* [Exercise directions]: Quote all of the data exactly as given. Skip every picture it contains.

* [Records provided]:
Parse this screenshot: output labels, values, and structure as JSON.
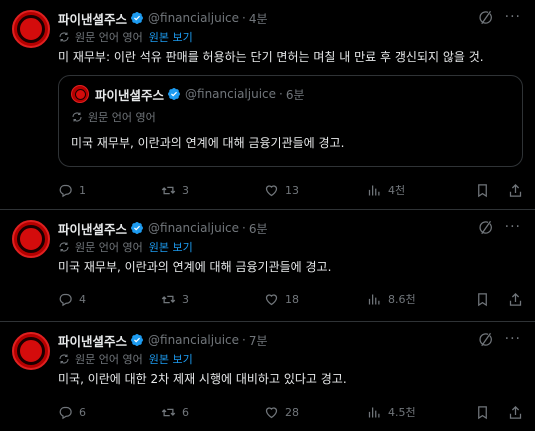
{
  "tweets": [
    {
      "name": "파이낸셜주스",
      "handle": "@financialjuice",
      "time": "4분",
      "translation": {
        "label": "원문 언어 영어",
        "show": "원본 보기"
      },
      "text": "미 재무부: 이란 석유 판매를 허용하는 단기 면허는 며칠 내 만료 후 갱신되지 않을 것.",
      "quote": {
        "name": "파이낸셜주스",
        "handle": "@financialjuice",
        "time": "6분",
        "translation": {
          "label": "원문 언어 영어"
        },
        "text": "미국 재무부, 이란과의 연계에 대해 금융기관들에 경고."
      },
      "stats": {
        "replies": "1",
        "reposts": "3",
        "likes": "13",
        "views": "4천"
      }
    },
    {
      "name": "파이낸셜주스",
      "handle": "@financialjuice",
      "time": "6분",
      "translation": {
        "label": "원문 언어 영어",
        "show": "원본 보기"
      },
      "text": "미국 재무부, 이란과의 연계에 대해 금융기관들에 경고.",
      "stats": {
        "replies": "4",
        "reposts": "3",
        "likes": "18",
        "views": "8.6천"
      }
    },
    {
      "name": "파이낸셜주스",
      "handle": "@financialjuice",
      "time": "7분",
      "translation": {
        "label": "원문 언어 영어",
        "show": "원본 보기"
      },
      "text": "미국, 이란에 대한 2차 제재 시행에 대비하고 있다고 경고.",
      "stats": {
        "replies": "6",
        "reposts": "6",
        "likes": "28",
        "views": "4.5천"
      }
    }
  ],
  "icons": {
    "verified": "verified-badge-icon",
    "grok": "grok-icon",
    "more": "more-icon",
    "translate": "translate-icon",
    "reply": "reply-icon",
    "repost": "repost-icon",
    "like": "like-icon",
    "views": "views-icon",
    "bookmark": "bookmark-icon",
    "share": "share-icon"
  },
  "colors": {
    "background": "#000000",
    "accent": "#1d9bf0",
    "muted": "#71767b",
    "brand": "#d40c0c"
  }
}
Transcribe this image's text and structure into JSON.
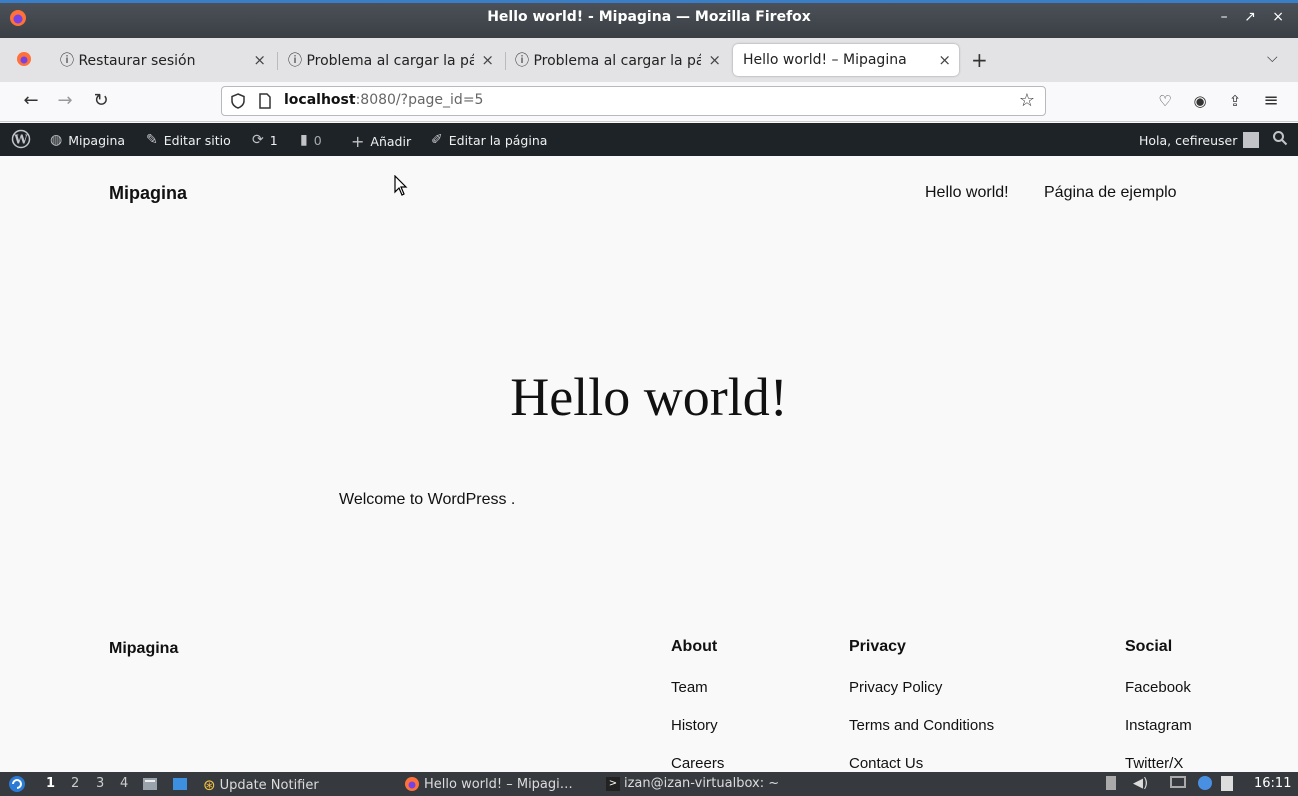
{
  "window": {
    "title": "Hello world! - Mipagina — Mozilla Firefox",
    "controls": "– ↗ ×"
  },
  "tabs": [
    {
      "label": "ⓘ Restaurar sesión",
      "close": "×"
    },
    {
      "label": "ⓘ Problema al cargar la pá",
      "close": "×"
    },
    {
      "label": "ⓘ Problema al cargar la pá",
      "close": "×"
    },
    {
      "label": "Hello world! – Mipagina",
      "close": "×",
      "active": true
    }
  ],
  "tab_new": "+",
  "tab_list": "⌵",
  "nav": {
    "back": "←",
    "forward": "→",
    "reload": "↻",
    "url_host": "localhost",
    "url_rest": ":8080/?page_id=5",
    "bookmark": "☆",
    "pocket": "♡",
    "account": "◉",
    "extensions": "⇪",
    "menu": "≡"
  },
  "admin_bar": {
    "site": "Mipagina",
    "edit_site": "Editar sitio",
    "updates": "1",
    "comments": "0",
    "add": "Añadir",
    "edit_page": "Editar la página",
    "greeting": "Hola, cefireuser"
  },
  "site": {
    "title": "Mipagina",
    "nav": [
      "Hello world!",
      "Página de ejemplo"
    ]
  },
  "post": {
    "title": "Hello world!",
    "body": "Welcome to WordPress ."
  },
  "footer": {
    "brand": "Mipagina",
    "columns": [
      {
        "heading": "About",
        "links": [
          "Team",
          "History",
          "Careers"
        ]
      },
      {
        "heading": "Privacy",
        "links": [
          "Privacy Policy",
          "Terms and Conditions",
          "Contact Us"
        ]
      },
      {
        "heading": "Social",
        "links": [
          "Facebook",
          "Instagram",
          "Twitter/X"
        ]
      }
    ]
  },
  "taskbar": {
    "workspaces": [
      "1",
      "2",
      "3",
      "4"
    ],
    "tasks": [
      "Update Notifier",
      "Hello world! – Mipagi…",
      "izan@izan-virtualbox: ~"
    ],
    "clock": "16:11"
  },
  "colors": {
    "admin_bar": "#1d2327",
    "page_bg": "#f9f9f9",
    "titlebar": "#3f444a",
    "taskbar": "#36393e"
  }
}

* [Exercise answer]:
Parse this screenshot: output labels, values, and structure as JSON.
{
  "tweets": [
    {
      "name": "파이낸셜주스",
      "handle": "@financialjuice",
      "time": "4분",
      "translation": {
        "label": "원문 언어 영어",
        "show": "원본 보기"
      },
      "text": "미 재무부: 이란 석유 판매를 허용하는 단기 면허는 며칠 내 만료 후 갱신되지 않을 것.",
      "quote": {
        "name": "파이낸셜주스",
        "handle": "@financialjuice",
        "time": "6분",
        "translation": {
          "label": "원문 언어 영어"
        },
        "text": "미국 재무부, 이란과의 연계에 대해 금융기관들에 경고."
      },
      "stats": {
        "replies": "1",
        "reposts": "3",
        "likes": "13",
        "views": "4천"
      }
    },
    {
      "name": "파이낸셜주스",
      "handle": "@financialjuice",
      "time": "6분",
      "translation": {
        "label": "원문 언어 영어",
        "show": "원본 보기"
      },
      "text": "미국 재무부, 이란과의 연계에 대해 금융기관들에 경고.",
      "stats": {
        "replies": "4",
        "reposts": "3",
        "likes": "18",
        "views": "8.6천"
      }
    },
    {
      "name": "파이낸셜주스",
      "handle": "@financialjuice",
      "time": "7분",
      "translation": {
        "label": "원문 언어 영어",
        "show": "원본 보기"
      },
      "text": "미국, 이란에 대한 2차 제재 시행에 대비하고 있다고 경고.",
      "stats": {
        "replies": "6",
        "reposts": "6",
        "likes": "28",
        "views": "4.5천"
      }
    }
  ],
  "icons": {
    "verified": "verified-badge-icon",
    "grok": "grok-icon",
    "more": "more-icon",
    "translate": "translate-icon",
    "reply": "reply-icon",
    "repost": "repost-icon",
    "like": "like-icon",
    "views": "views-icon",
    "bookmark": "bookmark-icon",
    "share": "share-icon"
  },
  "colors": {
    "background": "#000000",
    "accent": "#1d9bf0",
    "muted": "#71767b",
    "brand": "#d40c0c"
  }
}
Transcribe this image's text and structure into JSON.
{
  "window": {
    "title": "Hello world! - Mipagina — Mozilla Firefox",
    "controls": "– ↗ ×"
  },
  "tabs": [
    {
      "label": "ⓘ Restaurar sesión",
      "close": "×"
    },
    {
      "label": "ⓘ Problema al cargar la pá",
      "close": "×"
    },
    {
      "label": "ⓘ Problema al cargar la pá",
      "close": "×"
    },
    {
      "label": "Hello world! – Mipagina",
      "close": "×",
      "active": true
    }
  ],
  "tab_new": "+",
  "tab_list": "⌵",
  "nav": {
    "back": "←",
    "forward": "→",
    "reload": "↻",
    "url_host": "localhost",
    "url_rest": ":8080/?page_id=5",
    "bookmark": "☆",
    "pocket": "♡",
    "account": "◉",
    "extensions": "⇪",
    "menu": "≡"
  },
  "admin_bar": {
    "site": "Mipagina",
    "edit_site": "Editar sitio",
    "updates": "1",
    "comments": "0",
    "add": "Añadir",
    "edit_page": "Editar la página",
    "greeting": "Hola, cefireuser"
  },
  "site": {
    "title": "Mipagina",
    "nav": [
      "Hello world!",
      "Página de ejemplo"
    ]
  },
  "post": {
    "title": "Hello world!",
    "body": "Welcome to WordPress ."
  },
  "footer": {
    "brand": "Mipagina",
    "columns": [
      {
        "heading": "About",
        "links": [
          "Team",
          "History",
          "Careers"
        ]
      },
      {
        "heading": "Privacy",
        "links": [
          "Privacy Policy",
          "Terms and Conditions",
          "Contact Us"
        ]
      },
      {
        "heading": "Social",
        "links": [
          "Facebook",
          "Instagram",
          "Twitter/X"
        ]
      }
    ]
  },
  "taskbar": {
    "workspaces": [
      "1",
      "2",
      "3",
      "4"
    ],
    "tasks": [
      "Update Notifier",
      "Hello world! – Mipagi…",
      "izan@izan-virtualbox: ~"
    ],
    "clock": "16:11"
  },
  "colors": {
    "admin_bar": "#1d2327",
    "page_bg": "#f9f9f9",
    "titlebar": "#3f444a",
    "taskbar": "#36393e"
  }
}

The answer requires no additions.